[What the task asks] Copy out all lines of the records in which the word "ARMOR" appears.

[Data rows]

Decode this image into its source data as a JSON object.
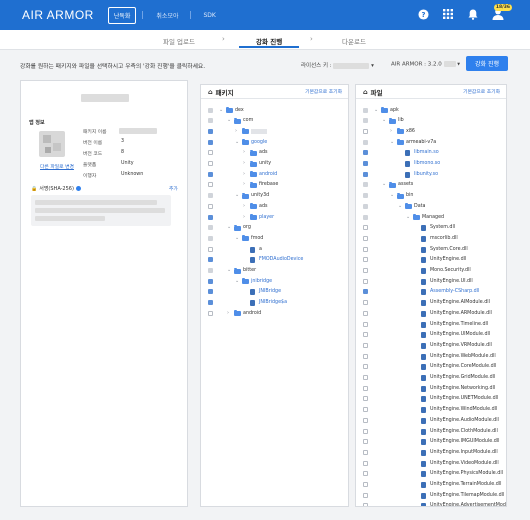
{
  "header": {
    "logo": "AIR ARMOR",
    "nav": [
      "난독화",
      "취소모아",
      "SDK"
    ],
    "notif_badge": "18/36"
  },
  "steps": [
    "파일 업로드",
    "강화 진행",
    "다운로드"
  ],
  "instruction": "강화를 원하는 패키지와 파일을 선택하시고 우측의 '강화 진행'을 클릭하세요.",
  "license_label": "라이선스 키 :",
  "version_label": "AIR ARMOR : 3.2.0",
  "cta_label": "강화 진행",
  "app_info": {
    "section": "앱 정보",
    "rows": [
      {
        "k": "패키지 이름",
        "v": ""
      },
      {
        "k": "버전 이름",
        "v": "3"
      },
      {
        "k": "버전 코드",
        "v": "8"
      },
      {
        "k": "플랫폼",
        "v": "Unity"
      },
      {
        "k": "이행자",
        "v": "Unknown"
      }
    ],
    "change_link": "다른 파일로 변경",
    "signature_title": "서명(SHA-256)",
    "signature_add": "추가"
  },
  "packages_panel": {
    "title": "패키지",
    "reset": "기본값으로 초기화",
    "items": [
      {
        "label": "dex",
        "depth": 0,
        "tg": "open",
        "type": "folder",
        "cb": "ind",
        "gray": false
      },
      {
        "label": "com",
        "depth": 1,
        "tg": "open",
        "type": "folder",
        "cb": "ind",
        "gray": false
      },
      {
        "label": "",
        "depth": 2,
        "tg": "closed",
        "type": "folder",
        "cb": "on",
        "gray": true
      },
      {
        "label": "google",
        "depth": 2,
        "tg": "open",
        "type": "folder",
        "cb": "on",
        "gray": false
      },
      {
        "label": "ads",
        "depth": 3,
        "tg": "closed",
        "type": "folder",
        "cb": "off",
        "gray": false
      },
      {
        "label": "unity",
        "depth": 3,
        "tg": "closed",
        "type": "folder",
        "cb": "off",
        "gray": false
      },
      {
        "label": "android",
        "depth": 3,
        "tg": "closed",
        "type": "folder",
        "cb": "on",
        "gray": false
      },
      {
        "label": "firebase",
        "depth": 3,
        "tg": "closed",
        "type": "folder",
        "cb": "off",
        "gray": false
      },
      {
        "label": "unity3d",
        "depth": 2,
        "tg": "open",
        "type": "folder",
        "cb": "ind",
        "gray": false
      },
      {
        "label": "ads",
        "depth": 3,
        "tg": "closed",
        "type": "folder",
        "cb": "off",
        "gray": false
      },
      {
        "label": "player",
        "depth": 3,
        "tg": "closed",
        "type": "folder",
        "cb": "on",
        "gray": false
      },
      {
        "label": "org",
        "depth": 1,
        "tg": "open",
        "type": "folder",
        "cb": "ind",
        "gray": false
      },
      {
        "label": "fmod",
        "depth": 2,
        "tg": "open",
        "type": "folder",
        "cb": "ind",
        "gray": false
      },
      {
        "label": "a",
        "depth": 3,
        "tg": "none",
        "type": "file",
        "cb": "off",
        "gray": false
      },
      {
        "label": "FMODAudioDevice",
        "depth": 3,
        "tg": "none",
        "type": "file",
        "cb": "on",
        "gray": false
      },
      {
        "label": "bitter",
        "depth": 1,
        "tg": "open",
        "type": "folder",
        "cb": "ind",
        "gray": false
      },
      {
        "label": "jnibridge",
        "depth": 2,
        "tg": "open",
        "type": "folder",
        "cb": "on",
        "gray": false
      },
      {
        "label": "JNIBridge",
        "depth": 3,
        "tg": "none",
        "type": "file",
        "cb": "on",
        "gray": false
      },
      {
        "label": "JNIBridge$a",
        "depth": 3,
        "tg": "none",
        "type": "file",
        "cb": "on",
        "gray": false
      },
      {
        "label": "android",
        "depth": 1,
        "tg": "closed",
        "type": "folder",
        "cb": "off",
        "gray": false
      }
    ]
  },
  "files_panel": {
    "title": "파일",
    "reset": "기본값으로 초기화",
    "items": [
      {
        "label": "apk",
        "depth": 0,
        "tg": "open",
        "type": "folder",
        "cb": "ind"
      },
      {
        "label": "lib",
        "depth": 1,
        "tg": "open",
        "type": "folder",
        "cb": "ind"
      },
      {
        "label": "x86",
        "depth": 2,
        "tg": "closed",
        "type": "folder",
        "cb": "off"
      },
      {
        "label": "armeabi-v7a",
        "depth": 2,
        "tg": "open",
        "type": "folder",
        "cb": "ind"
      },
      {
        "label": "libmain.so",
        "depth": 3,
        "tg": "none",
        "type": "file",
        "cb": "on"
      },
      {
        "label": "libmono.so",
        "depth": 3,
        "tg": "none",
        "type": "file",
        "cb": "on"
      },
      {
        "label": "libunity.so",
        "depth": 3,
        "tg": "none",
        "type": "file",
        "cb": "on"
      },
      {
        "label": "assets",
        "depth": 1,
        "tg": "open",
        "type": "folder",
        "cb": "ind"
      },
      {
        "label": "bin",
        "depth": 2,
        "tg": "open",
        "type": "folder",
        "cb": "ind"
      },
      {
        "label": "Data",
        "depth": 3,
        "tg": "open",
        "type": "folder",
        "cb": "ind"
      },
      {
        "label": "Managed",
        "depth": 4,
        "tg": "open",
        "type": "folder",
        "cb": "ind"
      },
      {
        "label": "System.dll",
        "depth": 5,
        "tg": "none",
        "type": "file",
        "cb": "off"
      },
      {
        "label": "mscorlib.dll",
        "depth": 5,
        "tg": "none",
        "type": "file",
        "cb": "off"
      },
      {
        "label": "System.Core.dll",
        "depth": 5,
        "tg": "none",
        "type": "file",
        "cb": "off"
      },
      {
        "label": "UnityEngine.dll",
        "depth": 5,
        "tg": "none",
        "type": "file",
        "cb": "off"
      },
      {
        "label": "Mono.Security.dll",
        "depth": 5,
        "tg": "none",
        "type": "file",
        "cb": "off"
      },
      {
        "label": "UnityEngine.UI.dll",
        "depth": 5,
        "tg": "none",
        "type": "file",
        "cb": "off"
      },
      {
        "label": "Assembly-CSharp.dll",
        "depth": 5,
        "tg": "none",
        "type": "file",
        "cb": "on"
      },
      {
        "label": "UnityEngine.AIModule.dll",
        "depth": 5,
        "tg": "none",
        "type": "file",
        "cb": "off"
      },
      {
        "label": "UnityEngine.ARModule.dll",
        "depth": 5,
        "tg": "none",
        "type": "file",
        "cb": "off"
      },
      {
        "label": "UnityEngine.Timeline.dll",
        "depth": 5,
        "tg": "none",
        "type": "file",
        "cb": "off"
      },
      {
        "label": "UnityEngine.UIModule.dll",
        "depth": 5,
        "tg": "none",
        "type": "file",
        "cb": "off"
      },
      {
        "label": "UnityEngine.VRModule.dll",
        "depth": 5,
        "tg": "none",
        "type": "file",
        "cb": "off"
      },
      {
        "label": "UnityEngine.WebModule.dll",
        "depth": 5,
        "tg": "none",
        "type": "file",
        "cb": "off"
      },
      {
        "label": "UnityEngine.CoreModule.dll",
        "depth": 5,
        "tg": "none",
        "type": "file",
        "cb": "off"
      },
      {
        "label": "UnityEngine.GridModule.dll",
        "depth": 5,
        "tg": "none",
        "type": "file",
        "cb": "off"
      },
      {
        "label": "UnityEngine.Networking.dll",
        "depth": 5,
        "tg": "none",
        "type": "file",
        "cb": "off"
      },
      {
        "label": "UnityEngine.UNETModule.dll",
        "depth": 5,
        "tg": "none",
        "type": "file",
        "cb": "off"
      },
      {
        "label": "UnityEngine.WindModule.dll",
        "depth": 5,
        "tg": "none",
        "type": "file",
        "cb": "off"
      },
      {
        "label": "UnityEngine.AudioModule.dll",
        "depth": 5,
        "tg": "none",
        "type": "file",
        "cb": "off"
      },
      {
        "label": "UnityEngine.ClothModule.dll",
        "depth": 5,
        "tg": "none",
        "type": "file",
        "cb": "off"
      },
      {
        "label": "UnityEngine.IMGUIModule.dll",
        "depth": 5,
        "tg": "none",
        "type": "file",
        "cb": "off"
      },
      {
        "label": "UnityEngine.InputModule.dll",
        "depth": 5,
        "tg": "none",
        "type": "file",
        "cb": "off"
      },
      {
        "label": "UnityEngine.VideoModule.dll",
        "depth": 5,
        "tg": "none",
        "type": "file",
        "cb": "off"
      },
      {
        "label": "UnityEngine.PhysicsModule.dll",
        "depth": 5,
        "tg": "none",
        "type": "file",
        "cb": "off"
      },
      {
        "label": "UnityEngine.TerrainModule.dll",
        "depth": 5,
        "tg": "none",
        "type": "file",
        "cb": "off"
      },
      {
        "label": "UnityEngine.TilemapModule.dll",
        "depth": 5,
        "tg": "none",
        "type": "file",
        "cb": "off"
      },
      {
        "label": "UnityEngine.AdvertisementModule.dll",
        "depth": 5,
        "tg": "none",
        "type": "file",
        "cb": "off"
      }
    ]
  }
}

[Output of the exercise]
    "logo": "AIR ARMOR",
  "version_label": "AIR ARMOR : 3.2.0",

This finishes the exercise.